Task instructions: Transcribe all of the records word for word, but omit the pictures.

-------- Supplied material

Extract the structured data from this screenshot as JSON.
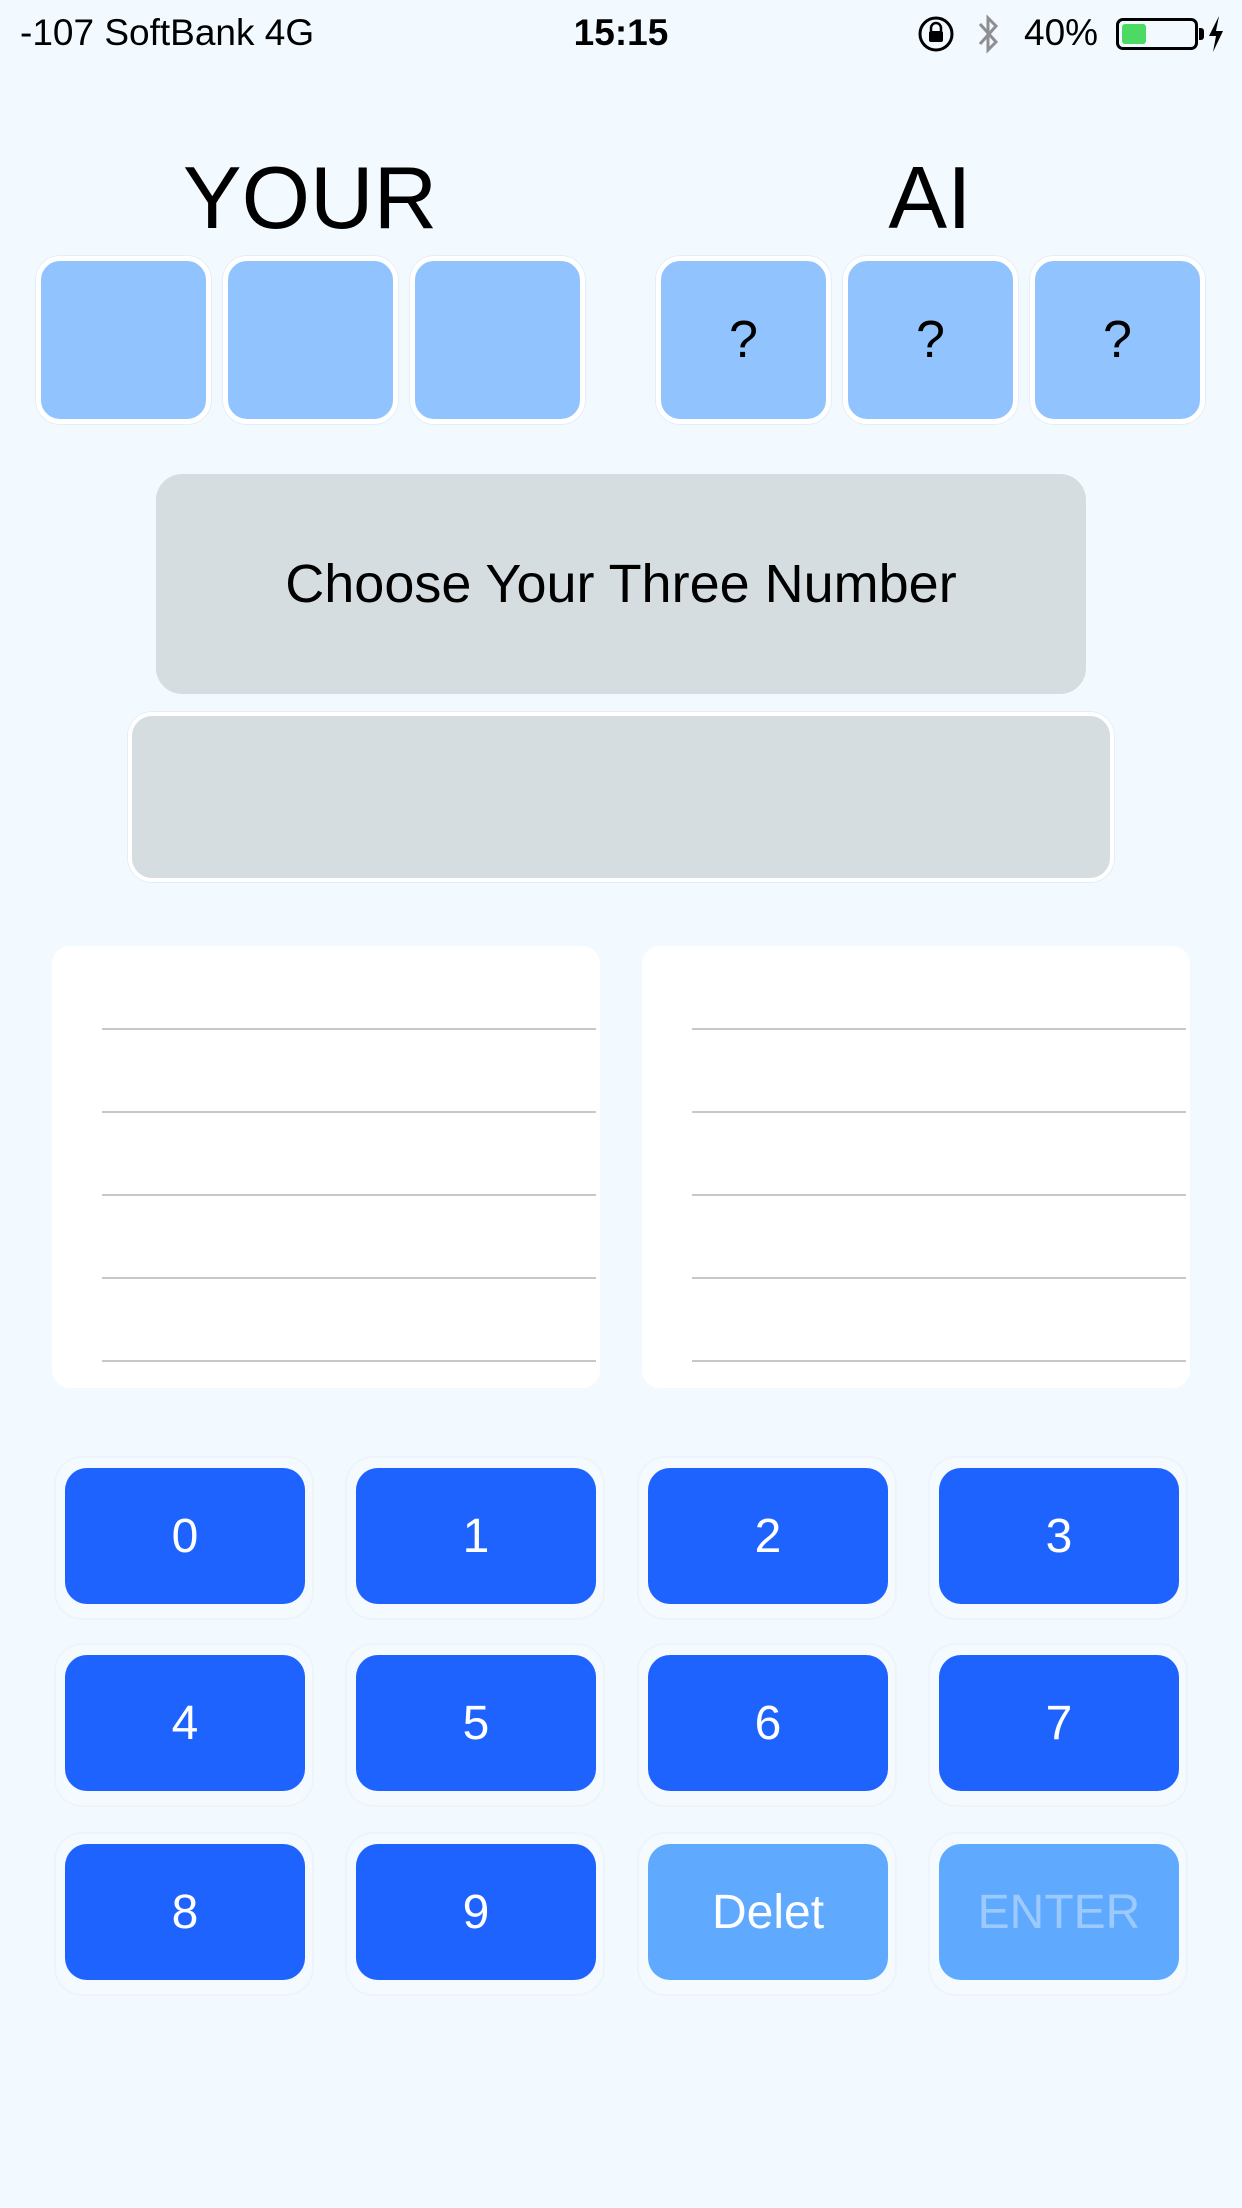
{
  "status_bar": {
    "carrier": "-107 SoftBank   4G",
    "time": "15:15",
    "battery_percent": "40%",
    "battery_level": 0.4,
    "icons": [
      "orientation-lock-icon",
      "bluetooth-icon",
      "battery-icon",
      "charging-icon"
    ]
  },
  "players": {
    "your_label": "YOUR",
    "ai_label": "AI",
    "your_digits": [
      "",
      "",
      ""
    ],
    "ai_digits": [
      "?",
      "?",
      "?"
    ]
  },
  "message": "Choose Your Three Number",
  "input_display": "",
  "history": {
    "your_rows": [
      "",
      "",
      "",
      "",
      ""
    ],
    "ai_rows": [
      "",
      "",
      "",
      "",
      ""
    ]
  },
  "keypad": {
    "keys": [
      "0",
      "1",
      "2",
      "3",
      "4",
      "5",
      "6",
      "7",
      "8",
      "9"
    ],
    "delete_label": "Delet",
    "enter_label": "ENTER"
  },
  "colors": {
    "background": "#f3faff",
    "digit_box": "#91c4ff",
    "key_active": "#1f63ff",
    "key_light": "#5faaff",
    "panel_gray": "#d5dde0"
  }
}
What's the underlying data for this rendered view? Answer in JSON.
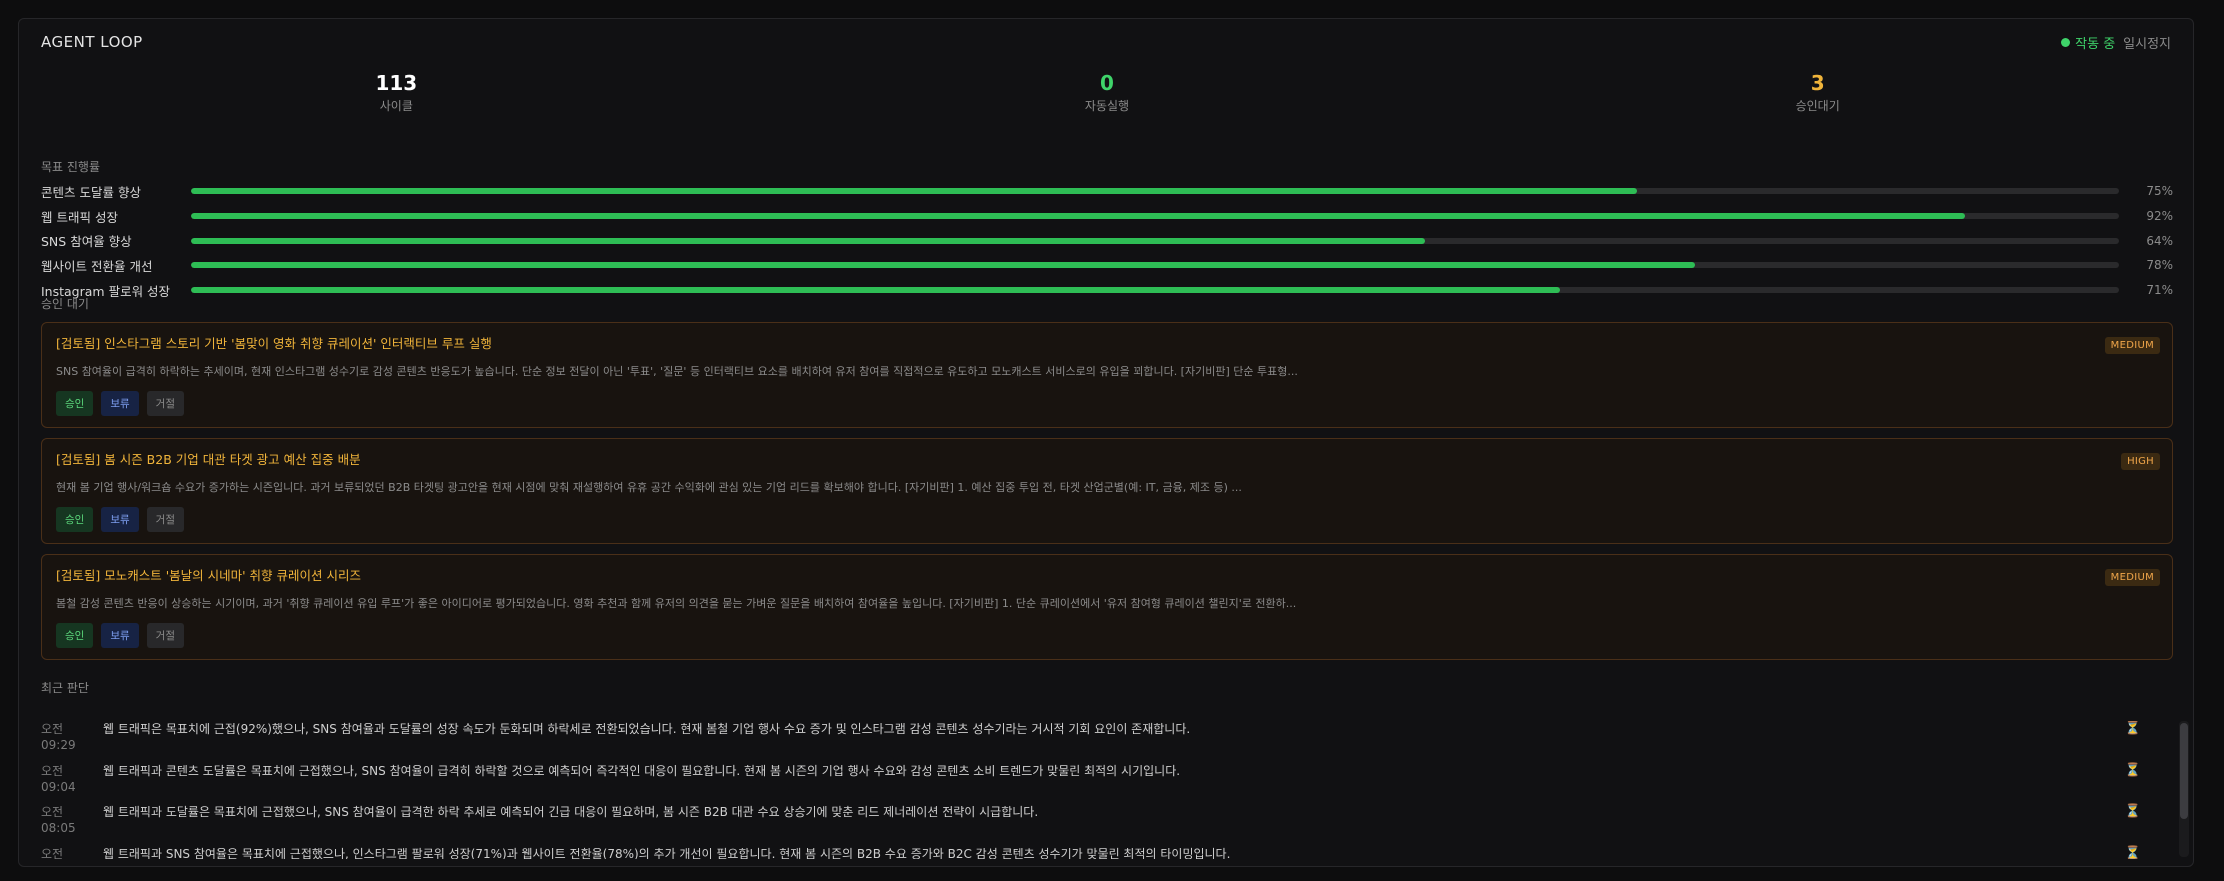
{
  "header": {
    "title": "AGENT LOOP",
    "status_label": "작동 중",
    "status_color": "#3fd46a",
    "pause_label": "일시정지"
  },
  "stats": [
    {
      "value": "113",
      "label": "사이클",
      "color": "#ffffff"
    },
    {
      "value": "0",
      "label": "자동실행",
      "color": "#3fd46a"
    },
    {
      "value": "3",
      "label": "승인대기",
      "color": "#f0b43a"
    }
  ],
  "goals_label": "목표 진행률",
  "goals": [
    {
      "name": "콘텐츠 도달률 향상",
      "percent": 75,
      "percent_label": "75%"
    },
    {
      "name": "웹 트래픽 성장",
      "percent": 92,
      "percent_label": "92%"
    },
    {
      "name": "SNS 참여율 향상",
      "percent": 64,
      "percent_label": "64%"
    },
    {
      "name": "웹사이트 전환율 개선",
      "percent": 78,
      "percent_label": "78%"
    },
    {
      "name": "Instagram 팔로워 성장",
      "percent": 71,
      "percent_label": "71%"
    }
  ],
  "approvals_label": "승인 대기",
  "approvals": [
    {
      "title": "[검토됨] 인스타그램 스토리 기반 '봄맞이 영화 취향 큐레이션' 인터랙티브 루프 실행",
      "description": "SNS 참여율이 급격히 하락하는 추세이며, 현재 인스타그램 성수기로 감성 콘텐츠 반응도가 높습니다. 단순 정보 전달이 아닌 '투표', '질문' 등 인터랙티브 요소를 배치하여 유저 참여를 직접적으로 유도하고 모노캐스트 서비스로의 유입을 꾀합니다. [자기비판] 단순 투표형...",
      "priority": "MEDIUM",
      "approve_label": "승인",
      "hold_label": "보류",
      "reject_label": "거절"
    },
    {
      "title": "[검토됨] 봄 시즌 B2B 기업 대관 타겟 광고 예산 집중 배분",
      "description": "현재 봄 기업 행사/워크숍 수요가 증가하는 시즌입니다. 과거 보류되었던 B2B 타겟팅 광고안을 현재 시점에 맞춰 재설행하여 유휴 공간 수익화에 관심 있는 기업 리드를 확보해야 합니다. [자기비판] 1. 예산 집중 투입 전, 타겟 산업군별(예: IT, 금융, 제조 등) ...",
      "priority": "HIGH",
      "approve_label": "승인",
      "hold_label": "보류",
      "reject_label": "거절"
    },
    {
      "title": "[검토됨] 모노캐스트 '봄날의 시네마' 취향 큐레이션 시리즈",
      "description": "봄철 감성 콘텐츠 반응이 상승하는 시기이며, 과거 '취향 큐레이션 유입 루프'가 좋은 아이디어로 평가되었습니다. 영화 추천과 함께 유저의 의견을 묻는 가벼운 질문을 배치하여 참여율을 높입니다. [자기비판] 1. 단순 큐레이션에서 '유저 참여형 큐레이션 챌린지'로 전환하...",
      "priority": "MEDIUM",
      "approve_label": "승인",
      "hold_label": "보류",
      "reject_label": "거절"
    }
  ],
  "log_label": "최근 판단",
  "log": [
    {
      "time_ampm": "오전",
      "time": "09:29",
      "message": "웹 트래픽은 목표치에 근접(92%)했으나, SNS 참여율과 도달률의 성장 속도가 둔화되며 하락세로 전환되었습니다. 현재 봄철 기업 행사 수요 증가 및 인스타그램 감성 콘텐츠 성수기라는 거시적 기회 요인이 존재합니다.",
      "icon": "hourglass-icon"
    },
    {
      "time_ampm": "오전",
      "time": "09:04",
      "message": "웹 트래픽과 콘텐츠 도달률은 목표치에 근접했으나, SNS 참여율이 급격히 하락할 것으로 예측되어 즉각적인 대응이 필요합니다. 현재 봄 시즌의 기업 행사 수요와 감성 콘텐츠 소비 트렌드가 맞물린 최적의 시기입니다.",
      "icon": "hourglass-icon"
    },
    {
      "time_ampm": "오전",
      "time": "08:05",
      "message": "웹 트래픽과 도달률은 목표치에 근접했으나, SNS 참여율이 급격한 하락 추세로 예측되어 긴급 대응이 필요하며, 봄 시즌 B2B 대관 수요 상승기에 맞춘 리드 제너레이션 전략이 시급합니다.",
      "icon": "hourglass-icon"
    },
    {
      "time_ampm": "오전",
      "time": "",
      "message": "웹 트래픽과 SNS 참여율은 목표치에 근접했으나, 인스타그램 팔로워 성장(71%)과 웹사이트 전환율(78%)의 추가 개선이 필요합니다. 현재 봄 시즌의 B2B 수요 증가와 B2C 감성 콘텐츠 성수기가 맞물린 최적의 타이밍입니다.",
      "icon": "hourglass-icon"
    }
  ]
}
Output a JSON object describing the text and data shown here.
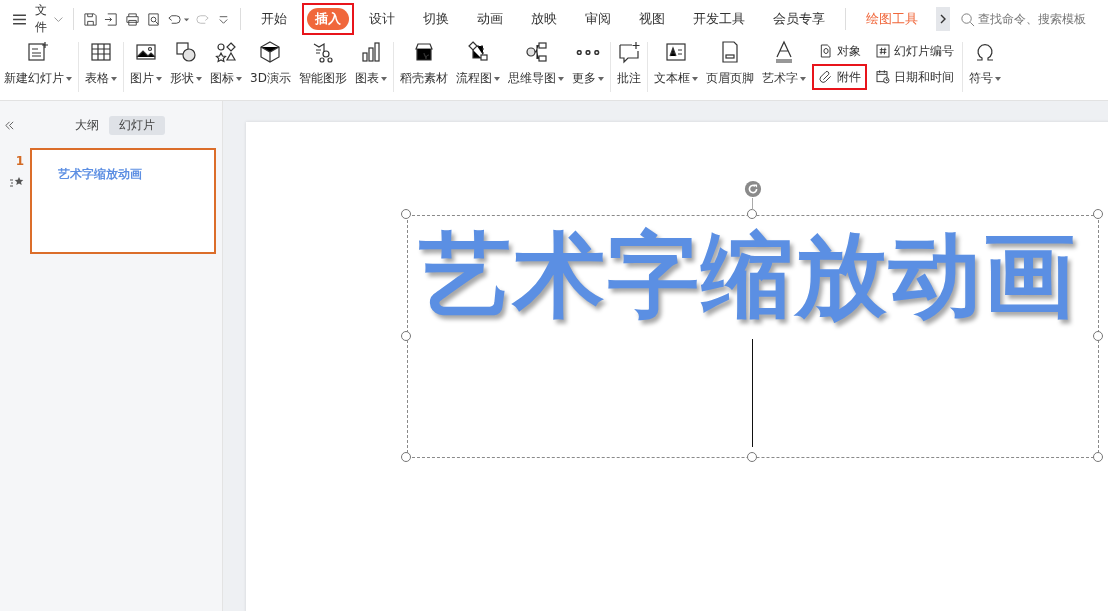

----------------

Right answer:
Extract the structured data from this screenshot as JSON.
{
  "status_bar": {
    "carrier": "-107 SoftBank   4G",
    "time": "15:15",
    "battery_percent": "40%",
    "battery_level": 0.4,
    "icons": [
      "orientation-lock-icon",
      "bluetooth-icon",
      "battery-icon",
      "charging-icon"
    ]
  },
  "players": {
    "your_label": "YOUR",
    "ai_label": "AI",
    "your_digits": [
      "",
      "",
      ""
    ],
    "ai_digits": [
      "?",
      "?",
      "?"
    ]
  },
  "message": "Choose Your Three Number",
  "input_display": "",
  "history": {
    "your_rows": [
      "",
      "",
      "",
      "",
      ""
    ],
    "ai_rows": [
      "",
      "",
      "",
      "",
      ""
    ]
  },
  "keypad": {
    "keys": [
      "0",
      "1",
      "2",
      "3",
      "4",
      "5",
      "6",
      "7",
      "8",
      "9"
    ],
    "delete_label": "Delet",
    "enter_label": "ENTER"
  },
  "colors": {
    "background": "#f3faff",
    "digit_box": "#91c4ff",
    "key_active": "#1f63ff",
    "key_light": "#5faaff",
    "panel_gray": "#d5dde0"
  }
}
What's the underlying data for this rendered view? Answer in JSON.
{
  "header": {
    "title": "AGENT LOOP",
    "status_label": "작동 중",
    "status_color": "#3fd46a",
    "pause_label": "일시정지"
  },
  "stats": [
    {
      "value": "113",
      "label": "사이클",
      "color": "#ffffff"
    },
    {
      "value": "0",
      "label": "자동실행",
      "color": "#3fd46a"
    },
    {
      "value": "3",
      "label": "승인대기",
      "color": "#f0b43a"
    }
  ],
  "goals_label": "목표 진행률",
  "goals": [
    {
      "name": "콘텐츠 도달률 향상",
      "percent": 75,
      "percent_label": "75%"
    },
    {
      "name": "웹 트래픽 성장",
      "percent": 92,
      "percent_label": "92%"
    },
    {
      "name": "SNS 참여율 향상",
      "percent": 64,
      "percent_label": "64%"
    },
    {
      "name": "웹사이트 전환율 개선",
      "percent": 78,
      "percent_label": "78%"
    },
    {
      "name": "Instagram 팔로워 성장",
      "percent": 71,
      "percent_label": "71%"
    }
  ],
  "approvals_label": "승인 대기",
  "approvals": [
    {
      "title": "[검토됨] 인스타그램 스토리 기반 '봄맞이 영화 취향 큐레이션' 인터랙티브 루프 실행",
      "description": "SNS 참여율이 급격히 하락하는 추세이며, 현재 인스타그램 성수기로 감성 콘텐츠 반응도가 높습니다. 단순 정보 전달이 아닌 '투표', '질문' 등 인터랙티브 요소를 배치하여 유저 참여를 직접적으로 유도하고 모노캐스트 서비스로의 유입을 꾀합니다. [자기비판] 단순 투표형...",
      "priority": "MEDIUM",
      "approve_label": "승인",
      "hold_label": "보류",
      "reject_label": "거절"
    },
    {
      "title": "[검토됨] 봄 시즌 B2B 기업 대관 타겟 광고 예산 집중 배분",
      "description": "현재 봄 기업 행사/워크숍 수요가 증가하는 시즌입니다. 과거 보류되었던 B2B 타겟팅 광고안을 현재 시점에 맞춰 재설행하여 유휴 공간 수익화에 관심 있는 기업 리드를 확보해야 합니다. [자기비판] 1. 예산 집중 투입 전, 타겟 산업군별(예: IT, 금융, 제조 등) ...",
      "priority": "HIGH",
      "approve_label": "승인",
      "hold_label": "보류",
      "reject_label": "거절"
    },
    {
      "title": "[검토됨] 모노캐스트 '봄날의 시네마' 취향 큐레이션 시리즈",
      "description": "봄철 감성 콘텐츠 반응이 상승하는 시기이며, 과거 '취향 큐레이션 유입 루프'가 좋은 아이디어로 평가되었습니다. 영화 추천과 함께 유저의 의견을 묻는 가벼운 질문을 배치하여 참여율을 높입니다. [자기비판] 1. 단순 큐레이션에서 '유저 참여형 큐레이션 챌린지'로 전환하...",
      "priority": "MEDIUM",
      "approve_label": "승인",
      "hold_label": "보류",
      "reject_label": "거절"
    }
  ],
  "log_label": "최근 판단",
  "log": [
    {
      "time_ampm": "오전",
      "time": "09:29",
      "message": "웹 트래픽은 목표치에 근접(92%)했으나, SNS 참여율과 도달률의 성장 속도가 둔화되며 하락세로 전환되었습니다. 현재 봄철 기업 행사 수요 증가 및 인스타그램 감성 콘텐츠 성수기라는 거시적 기회 요인이 존재합니다.",
      "icon": "hourglass-icon"
    },
    {
      "time_ampm": "오전",
      "time": "09:04",
      "message": "웹 트래픽과 콘텐츠 도달률은 목표치에 근접했으나, SNS 참여율이 급격히 하락할 것으로 예측되어 즉각적인 대응이 필요합니다. 현재 봄 시즌의 기업 행사 수요와 감성 콘텐츠 소비 트렌드가 맞물린 최적의 시기입니다.",
      "icon": "hourglass-icon"
    },
    {
      "time_ampm": "오전",
      "time": "08:05",
      "message": "웹 트래픽과 도달률은 목표치에 근접했으나, SNS 참여율이 급격한 하락 추세로 예측되어 긴급 대응이 필요하며, 봄 시즌 B2B 대관 수요 상승기에 맞춘 리드 제너레이션 전략이 시급합니다.",
      "icon": "hourglass-icon"
    },
    {
      "time_ampm": "오전",
      "time": "",
      "message": "웹 트래픽과 SNS 참여율은 목표치에 근접했으나, 인스타그램 팔로워 성장(71%)과 웹사이트 전환율(78%)의 추가 개선이 필요합니다. 현재 봄 시즌의 B2B 수요 증가와 B2C 감성 콘텐츠 성수기가 맞물린 최적의 타이밍입니다.",
      "icon": "hourglass-icon"
    }
  ]
}
Output a JSON object describing the text and data shown here.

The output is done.